Start of Supplied records

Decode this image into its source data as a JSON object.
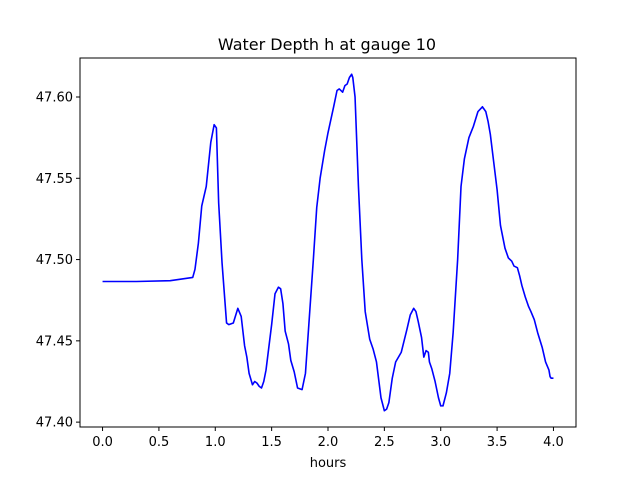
{
  "chart_data": {
    "type": "line",
    "title": "Water Depth h at gauge 10",
    "xlabel": "hours",
    "ylabel": "",
    "xlim": [
      -0.2,
      4.2
    ],
    "ylim": [
      47.397,
      47.624
    ],
    "x_ticks": [
      0.0,
      0.5,
      1.0,
      1.5,
      2.0,
      2.5,
      3.0,
      3.5,
      4.0
    ],
    "x_tick_labels": [
      "0.0",
      "0.5",
      "1.0",
      "1.5",
      "2.0",
      "2.5",
      "3.0",
      "3.5",
      "4.0"
    ],
    "y_ticks": [
      47.4,
      47.45,
      47.5,
      47.55,
      47.6
    ],
    "y_tick_labels": [
      "47.40",
      "47.45",
      "47.50",
      "47.55",
      "47.60"
    ],
    "grid": false,
    "colors": {
      "line": "#0000ff",
      "axes": "#000000",
      "background": "#ffffff"
    },
    "series": [
      {
        "color": "#0000ff",
        "x": [
          0.0,
          0.3,
          0.6,
          0.8,
          0.82,
          0.85,
          0.88,
          0.92,
          0.96,
          0.99,
          1.01,
          1.03,
          1.06,
          1.1,
          1.12,
          1.16,
          1.2,
          1.23,
          1.26,
          1.28,
          1.3,
          1.33,
          1.35,
          1.37,
          1.39,
          1.41,
          1.43,
          1.45,
          1.5,
          1.53,
          1.56,
          1.58,
          1.6,
          1.62,
          1.65,
          1.67,
          1.7,
          1.73,
          1.77,
          1.8,
          1.83,
          1.87,
          1.9,
          1.93,
          1.97,
          2.0,
          2.05,
          2.08,
          2.1,
          2.13,
          2.15,
          2.17,
          2.19,
          2.21,
          2.22,
          2.24,
          2.27,
          2.3,
          2.33,
          2.37,
          2.4,
          2.43,
          2.47,
          2.5,
          2.52,
          2.54,
          2.57,
          2.6,
          2.65,
          2.7,
          2.73,
          2.76,
          2.78,
          2.8,
          2.83,
          2.85,
          2.87,
          2.89,
          2.9,
          2.92,
          2.95,
          2.98,
          3.0,
          3.02,
          3.05,
          3.08,
          3.11,
          3.15,
          3.18,
          3.21,
          3.25,
          3.29,
          3.33,
          3.37,
          3.4,
          3.42,
          3.44,
          3.47,
          3.5,
          3.53,
          3.57,
          3.6,
          3.63,
          3.65,
          3.68,
          3.7,
          3.72,
          3.75,
          3.78,
          3.8,
          3.83,
          3.86,
          3.9,
          3.93,
          3.96,
          3.97,
          3.98,
          4.0
        ],
        "y": [
          47.4865,
          47.4865,
          47.487,
          47.489,
          47.494,
          47.51,
          47.533,
          47.545,
          47.572,
          47.583,
          47.581,
          47.535,
          47.498,
          47.461,
          47.46,
          47.461,
          47.47,
          47.465,
          47.447,
          47.44,
          47.43,
          47.423,
          47.425,
          47.424,
          47.422,
          47.421,
          47.425,
          47.432,
          47.46,
          47.479,
          47.483,
          47.482,
          47.473,
          47.456,
          47.448,
          47.438,
          47.431,
          47.421,
          47.42,
          47.43,
          47.46,
          47.5,
          47.532,
          47.55,
          47.567,
          47.578,
          47.594,
          47.604,
          47.605,
          47.603,
          47.607,
          47.608,
          47.612,
          47.614,
          47.612,
          47.6,
          47.545,
          47.5,
          47.468,
          47.451,
          47.445,
          47.437,
          47.415,
          47.407,
          47.408,
          47.412,
          47.427,
          47.437,
          47.443,
          47.457,
          47.466,
          47.47,
          47.468,
          47.462,
          47.452,
          47.44,
          47.444,
          47.443,
          47.437,
          47.433,
          47.425,
          47.415,
          47.41,
          47.41,
          47.418,
          47.43,
          47.455,
          47.5,
          47.545,
          47.562,
          47.575,
          47.582,
          47.591,
          47.594,
          47.591,
          47.585,
          47.577,
          47.56,
          47.543,
          47.521,
          47.507,
          47.501,
          47.499,
          47.496,
          47.495,
          47.49,
          47.484,
          47.477,
          47.471,
          47.468,
          47.463,
          47.455,
          47.446,
          47.437,
          47.432,
          47.428,
          47.427,
          47.427
        ]
      }
    ]
  }
}
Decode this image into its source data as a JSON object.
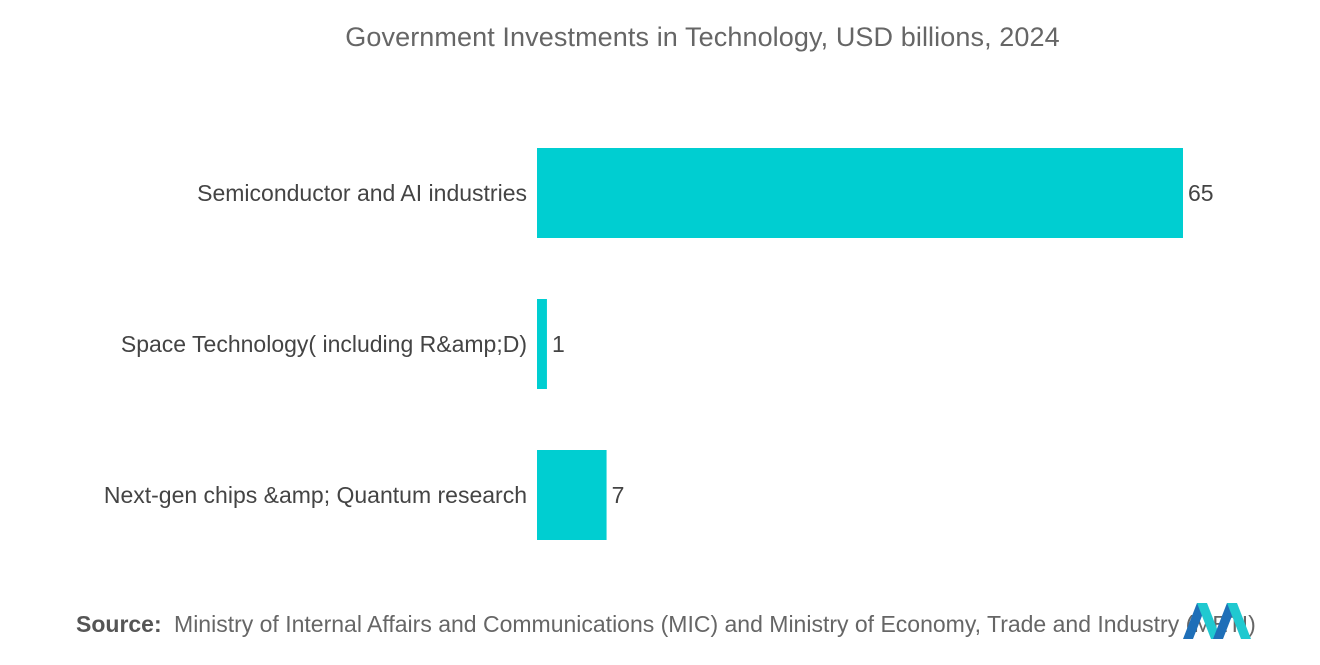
{
  "chart_data": {
    "type": "bar",
    "orientation": "horizontal",
    "title": "Government Investments in Technology, USD billions, 2024",
    "categories": [
      "Semiconductor and AI industries",
      "Space Technology( including R&amp;D)",
      "Next-gen chips &amp; Quantum research"
    ],
    "values": [
      65,
      1,
      7
    ],
    "data_labels": [
      "65",
      "1",
      "7"
    ],
    "bar_color": "#00CED1",
    "xlim": [
      0,
      65
    ],
    "grid": false,
    "legend": "none",
    "xlabel": "",
    "ylabel": ""
  },
  "source": {
    "label": "Source:",
    "text": "Ministry of Internal Affairs and Communications (MIC) and Ministry of Economy, Trade and Industry (METI)"
  },
  "logo": {
    "icon": "mordor-intelligence-logo-icon",
    "colors": [
      "#1f6fb8",
      "#20c9d0"
    ]
  }
}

End of Supplied records

→ Written exercise:
Among the entries above, how many lines include the word "Technology"? Reply with the number only.

→ Worked solution:
2